(begin)

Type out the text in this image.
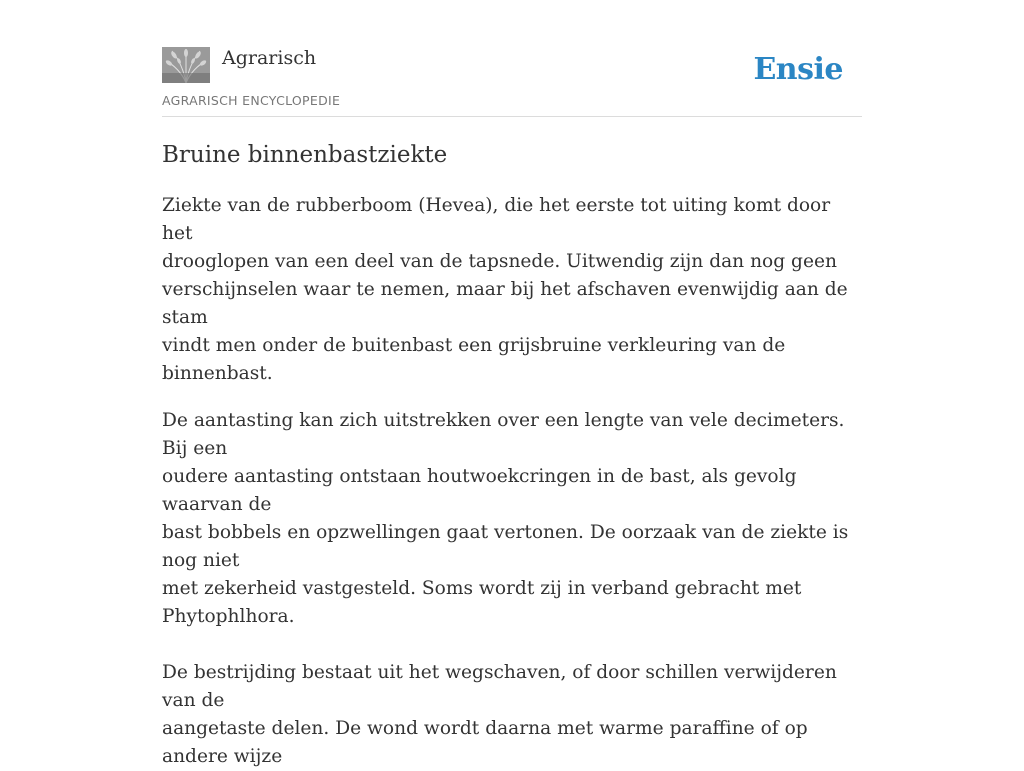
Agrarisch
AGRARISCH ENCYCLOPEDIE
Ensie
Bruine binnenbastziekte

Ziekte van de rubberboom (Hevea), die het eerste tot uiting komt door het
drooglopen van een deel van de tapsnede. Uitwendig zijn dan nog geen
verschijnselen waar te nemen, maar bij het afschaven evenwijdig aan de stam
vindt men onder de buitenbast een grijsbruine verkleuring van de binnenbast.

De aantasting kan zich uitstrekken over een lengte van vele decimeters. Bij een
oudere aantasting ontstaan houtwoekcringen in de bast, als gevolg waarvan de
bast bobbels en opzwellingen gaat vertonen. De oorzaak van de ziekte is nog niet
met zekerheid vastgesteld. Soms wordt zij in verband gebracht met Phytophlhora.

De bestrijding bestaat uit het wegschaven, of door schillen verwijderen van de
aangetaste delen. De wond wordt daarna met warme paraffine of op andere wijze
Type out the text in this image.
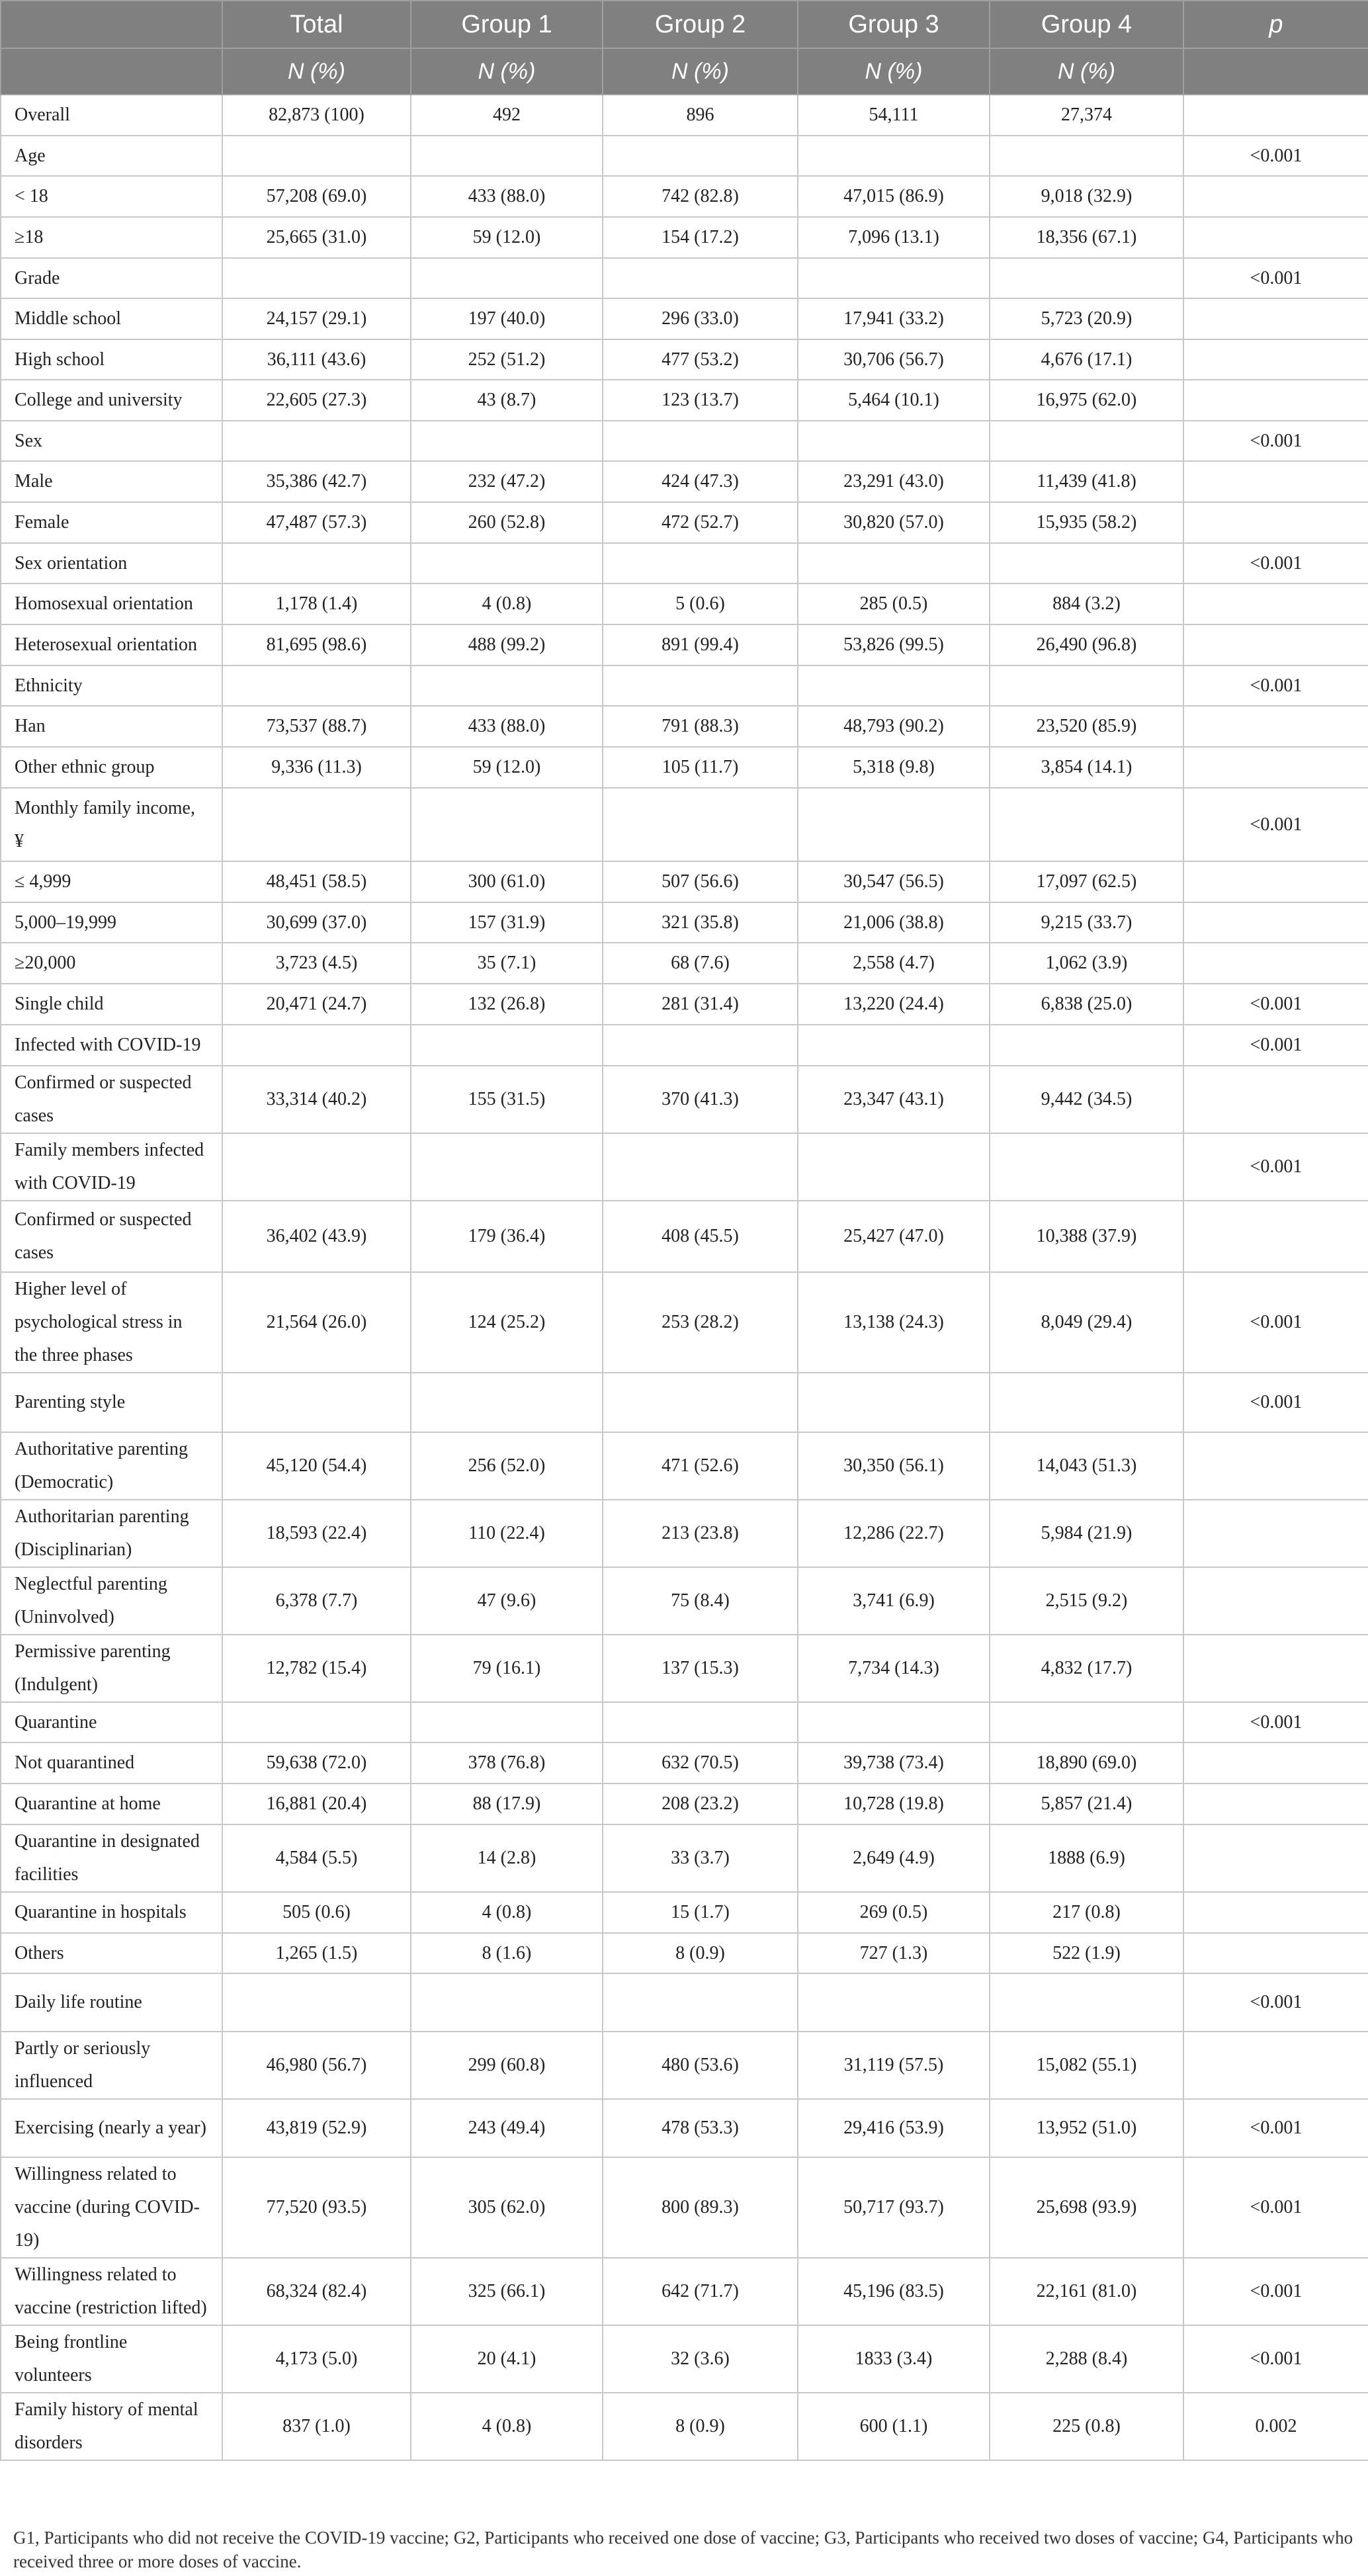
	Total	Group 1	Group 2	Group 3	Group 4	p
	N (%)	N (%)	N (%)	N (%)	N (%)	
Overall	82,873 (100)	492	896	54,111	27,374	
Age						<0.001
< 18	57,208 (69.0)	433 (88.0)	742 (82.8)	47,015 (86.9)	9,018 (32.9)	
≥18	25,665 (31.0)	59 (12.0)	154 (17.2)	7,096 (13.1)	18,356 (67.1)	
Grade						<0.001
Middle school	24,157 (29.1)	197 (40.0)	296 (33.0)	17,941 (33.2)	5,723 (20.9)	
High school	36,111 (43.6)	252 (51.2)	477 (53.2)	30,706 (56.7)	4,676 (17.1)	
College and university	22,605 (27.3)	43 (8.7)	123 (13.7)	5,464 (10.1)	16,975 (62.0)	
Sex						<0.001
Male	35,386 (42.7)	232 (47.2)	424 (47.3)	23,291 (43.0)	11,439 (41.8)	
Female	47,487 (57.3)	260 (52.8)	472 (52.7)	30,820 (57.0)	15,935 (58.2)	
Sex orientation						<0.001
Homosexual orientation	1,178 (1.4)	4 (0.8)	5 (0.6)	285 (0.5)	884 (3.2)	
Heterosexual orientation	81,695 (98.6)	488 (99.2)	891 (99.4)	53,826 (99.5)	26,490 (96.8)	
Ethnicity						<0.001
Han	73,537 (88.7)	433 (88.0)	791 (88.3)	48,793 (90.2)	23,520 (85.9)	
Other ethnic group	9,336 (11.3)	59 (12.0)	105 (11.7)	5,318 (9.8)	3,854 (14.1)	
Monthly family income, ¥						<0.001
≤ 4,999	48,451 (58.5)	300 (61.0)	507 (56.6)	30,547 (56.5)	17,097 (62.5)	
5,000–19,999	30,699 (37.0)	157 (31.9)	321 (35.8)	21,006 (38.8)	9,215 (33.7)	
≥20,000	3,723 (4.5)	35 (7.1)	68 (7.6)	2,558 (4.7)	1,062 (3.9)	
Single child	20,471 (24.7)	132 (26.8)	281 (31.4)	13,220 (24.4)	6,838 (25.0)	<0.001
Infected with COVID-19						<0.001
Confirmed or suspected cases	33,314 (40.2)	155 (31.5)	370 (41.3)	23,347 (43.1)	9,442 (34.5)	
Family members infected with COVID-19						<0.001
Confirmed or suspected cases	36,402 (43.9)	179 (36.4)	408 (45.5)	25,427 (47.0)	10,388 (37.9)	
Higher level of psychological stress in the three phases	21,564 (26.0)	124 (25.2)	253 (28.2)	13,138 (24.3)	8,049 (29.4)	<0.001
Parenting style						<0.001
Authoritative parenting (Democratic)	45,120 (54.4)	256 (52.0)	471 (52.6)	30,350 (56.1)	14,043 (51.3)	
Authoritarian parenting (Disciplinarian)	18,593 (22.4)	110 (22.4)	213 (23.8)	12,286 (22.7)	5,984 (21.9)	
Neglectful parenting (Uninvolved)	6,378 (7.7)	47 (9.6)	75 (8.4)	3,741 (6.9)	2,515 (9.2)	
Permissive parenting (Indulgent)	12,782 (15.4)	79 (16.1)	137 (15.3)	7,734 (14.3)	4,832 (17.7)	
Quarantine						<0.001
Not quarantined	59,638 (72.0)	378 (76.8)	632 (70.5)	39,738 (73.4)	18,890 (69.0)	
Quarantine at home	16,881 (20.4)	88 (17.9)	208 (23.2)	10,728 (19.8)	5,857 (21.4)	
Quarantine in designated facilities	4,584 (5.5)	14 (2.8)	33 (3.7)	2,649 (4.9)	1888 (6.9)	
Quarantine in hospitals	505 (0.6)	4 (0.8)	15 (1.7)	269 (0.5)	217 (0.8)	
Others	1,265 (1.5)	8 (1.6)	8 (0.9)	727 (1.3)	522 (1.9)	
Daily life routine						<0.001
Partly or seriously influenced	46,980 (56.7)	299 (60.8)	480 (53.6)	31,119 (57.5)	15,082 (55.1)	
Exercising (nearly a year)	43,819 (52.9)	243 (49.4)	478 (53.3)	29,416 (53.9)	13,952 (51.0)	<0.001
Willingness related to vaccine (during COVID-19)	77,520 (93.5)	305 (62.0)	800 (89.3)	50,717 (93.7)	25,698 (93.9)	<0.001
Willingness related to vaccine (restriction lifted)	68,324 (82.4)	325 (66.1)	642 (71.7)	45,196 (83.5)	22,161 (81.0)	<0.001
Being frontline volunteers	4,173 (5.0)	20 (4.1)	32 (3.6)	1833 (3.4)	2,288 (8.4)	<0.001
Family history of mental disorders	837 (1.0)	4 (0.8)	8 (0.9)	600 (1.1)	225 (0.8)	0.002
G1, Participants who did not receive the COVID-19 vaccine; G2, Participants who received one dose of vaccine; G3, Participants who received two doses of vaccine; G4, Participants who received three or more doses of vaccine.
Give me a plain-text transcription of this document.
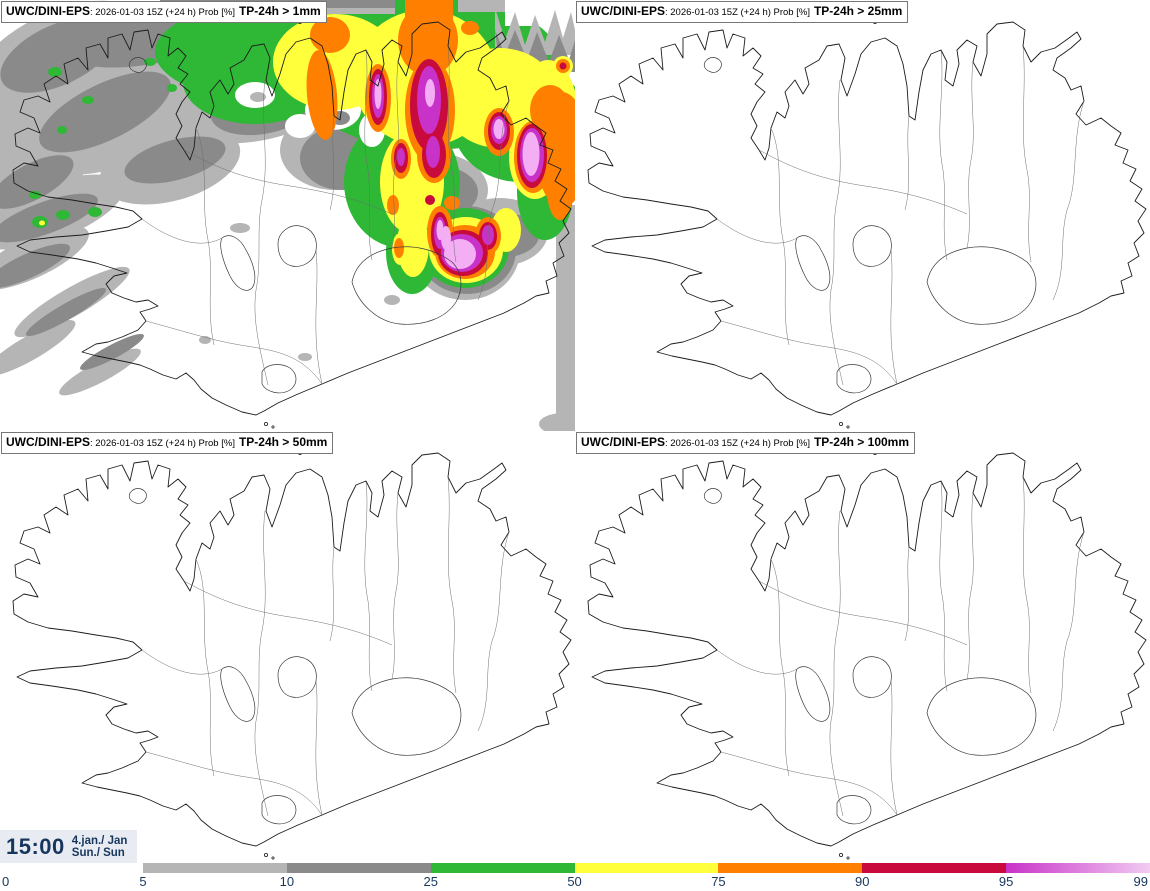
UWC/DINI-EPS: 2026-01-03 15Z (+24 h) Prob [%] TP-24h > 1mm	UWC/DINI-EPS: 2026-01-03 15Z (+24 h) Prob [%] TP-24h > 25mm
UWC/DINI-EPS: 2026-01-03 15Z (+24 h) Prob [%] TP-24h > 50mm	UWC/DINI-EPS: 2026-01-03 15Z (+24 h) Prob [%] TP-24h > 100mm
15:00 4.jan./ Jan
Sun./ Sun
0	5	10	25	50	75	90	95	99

(end)

Task statement: All records above are to be printed exactly, minus the pictures they contain.

Answer to the task:
Type out the text in this image.
Agrarisch
AGRARISCH ENCYCLOPEDIE
Ensie
Bruine binnenbastziekte

Ziekte van de rubberboom (Hevea), die het eerste tot uiting komt door het
drooglopen van een deel van de tapsnede. Uitwendig zijn dan nog geen
verschijnselen waar te nemen, maar bij het afschaven evenwijdig aan de stam
vindt men onder de buitenbast een grijsbruine verkleuring van de binnenbast.

De aantasting kan zich uitstrekken over een lengte van vele decimeters. Bij een
oudere aantasting ontstaan houtwoekcringen in de bast, als gevolg waarvan de
bast bobbels en opzwellingen gaat vertonen. De oorzaak van de ziekte is nog niet
met zekerheid vastgesteld. Soms wordt zij in verband gebracht met Phytophlhora.

De bestrijding bestaat uit het wegschaven, of door schillen verwijderen van de
aangetaste delen. De wond wordt daarna met warme paraffine of op andere wijze
Type out the text in this image.
	Total	Group 1	Group 2	Group 3	Group 4	p
	N (%)	N (%)	N (%)	N (%)	N (%)	
Overall	82,873 (100)	492	896	54,111	27,374	
Age						<0.001
< 18	57,208 (69.0)	433 (88.0)	742 (82.8)	47,015 (86.9)	9,018 (32.9)	
≥18	25,665 (31.0)	59 (12.0)	154 (17.2)	7,096 (13.1)	18,356 (67.1)	
Grade						<0.001
Middle school	24,157 (29.1)	197 (40.0)	296 (33.0)	17,941 (33.2)	5,723 (20.9)	
High school	36,111 (43.6)	252 (51.2)	477 (53.2)	30,706 (56.7)	4,676 (17.1)	
College and university	22,605 (27.3)	43 (8.7)	123 (13.7)	5,464 (10.1)	16,975 (62.0)	
Sex						<0.001
Male	35,386 (42.7)	232 (47.2)	424 (47.3)	23,291 (43.0)	11,439 (41.8)	
Female	47,487 (57.3)	260 (52.8)	472 (52.7)	30,820 (57.0)	15,935 (58.2)	
Sex orientation						<0.001
Homosexual orientation	1,178 (1.4)	4 (0.8)	5 (0.6)	285 (0.5)	884 (3.2)	
Heterosexual orientation	81,695 (98.6)	488 (99.2)	891 (99.4)	53,826 (99.5)	26,490 (96.8)	
Ethnicity						<0.001
Han	73,537 (88.7)	433 (88.0)	791 (88.3)	48,793 (90.2)	23,520 (85.9)	
Other ethnic group	9,336 (11.3)	59 (12.0)	105 (11.7)	5,318 (9.8)	3,854 (14.1)	
Monthly family income, ¥						<0.001
≤ 4,999	48,451 (58.5)	300 (61.0)	507 (56.6)	30,547 (56.5)	17,097 (62.5)	
5,000–19,999	30,699 (37.0)	157 (31.9)	321 (35.8)	21,006 (38.8)	9,215 (33.7)	
≥20,000	3,723 (4.5)	35 (7.1)	68 (7.6)	2,558 (4.7)	1,062 (3.9)	
Single child	20,471 (24.7)	132 (26.8)	281 (31.4)	13,220 (24.4)	6,838 (25.0)	<0.001
Infected with COVID-19						<0.001
Confirmed or suspected cases	33,314 (40.2)	155 (31.5)	370 (41.3)	23,347 (43.1)	9,442 (34.5)	
Family members infected with COVID-19						<0.001
Confirmed or suspected cases	36,402 (43.9)	179 (36.4)	408 (45.5)	25,427 (47.0)	10,388 (37.9)	
Higher level of psychological stress in the three phases	21,564 (26.0)	124 (25.2)	253 (28.2)	13,138 (24.3)	8,049 (29.4)	<0.001
Parenting style						<0.001
Authoritative parenting (Democratic)	45,120 (54.4)	256 (52.0)	471 (52.6)	30,350 (56.1)	14,043 (51.3)	
Authoritarian parenting (Disciplinarian)	18,593 (22.4)	110 (22.4)	213 (23.8)	12,286 (22.7)	5,984 (21.9)	
Neglectful parenting (Uninvolved)	6,378 (7.7)	47 (9.6)	75 (8.4)	3,741 (6.9)	2,515 (9.2)	
Permissive parenting (Indulgent)	12,782 (15.4)	79 (16.1)	137 (15.3)	7,734 (14.3)	4,832 (17.7)	
Quarantine						<0.001
Not quarantined	59,638 (72.0)	378 (76.8)	632 (70.5)	39,738 (73.4)	18,890 (69.0)	
Quarantine at home	16,881 (20.4)	88 (17.9)	208 (23.2)	10,728 (19.8)	5,857 (21.4)	
Quarantine in designated facilities	4,584 (5.5)	14 (2.8)	33 (3.7)	2,649 (4.9)	1888 (6.9)	
Quarantine in hospitals	505 (0.6)	4 (0.8)	15 (1.7)	269 (0.5)	217 (0.8)	
Others	1,265 (1.5)	8 (1.6)	8 (0.9)	727 (1.3)	522 (1.9)	
Daily life routine						<0.001
Partly or seriously influenced	46,980 (56.7)	299 (60.8)	480 (53.6)	31,119 (57.5)	15,082 (55.1)	
Exercising (nearly a year)	43,819 (52.9)	243 (49.4)	478 (53.3)	29,416 (53.9)	13,952 (51.0)	<0.001
Willingness related to vaccine (during COVID-19)	77,520 (93.5)	305 (62.0)	800 (89.3)	50,717 (93.7)	25,698 (93.9)	<0.001
Willingness related to vaccine (restriction lifted)	68,324 (82.4)	325 (66.1)	642 (71.7)	45,196 (83.5)	22,161 (81.0)	<0.001
Being frontline volunteers	4,173 (5.0)	20 (4.1)	32 (3.6)	1833 (3.4)	2,288 (8.4)	<0.001
Family history of mental disorders	837 (1.0)	4 (0.8)	8 (0.9)	600 (1.1)	225 (0.8)	0.002
G1, Participants who did not receive the COVID-19 vaccine; G2, Participants who received one dose of vaccine; G3, Participants who received two doses of vaccine; G4, Participants who received three or more doses of vaccine.
Give me a plain-text transcription of this document.
UWC/DINI-EPS: 2026-01-03 15Z (+24 h) Prob [%] TP-24h > 1mm	UWC/DINI-EPS: 2026-01-03 15Z (+24 h) Prob [%] TP-24h > 25mm
UWC/DINI-EPS: 2026-01-03 15Z (+24 h) Prob [%] TP-24h > 50mm	UWC/DINI-EPS: 2026-01-03 15Z (+24 h) Prob [%] TP-24h > 100mm
15:00 4.jan./ Jan
Sun./ Sun
0	5	10	25	50	75	90	95	99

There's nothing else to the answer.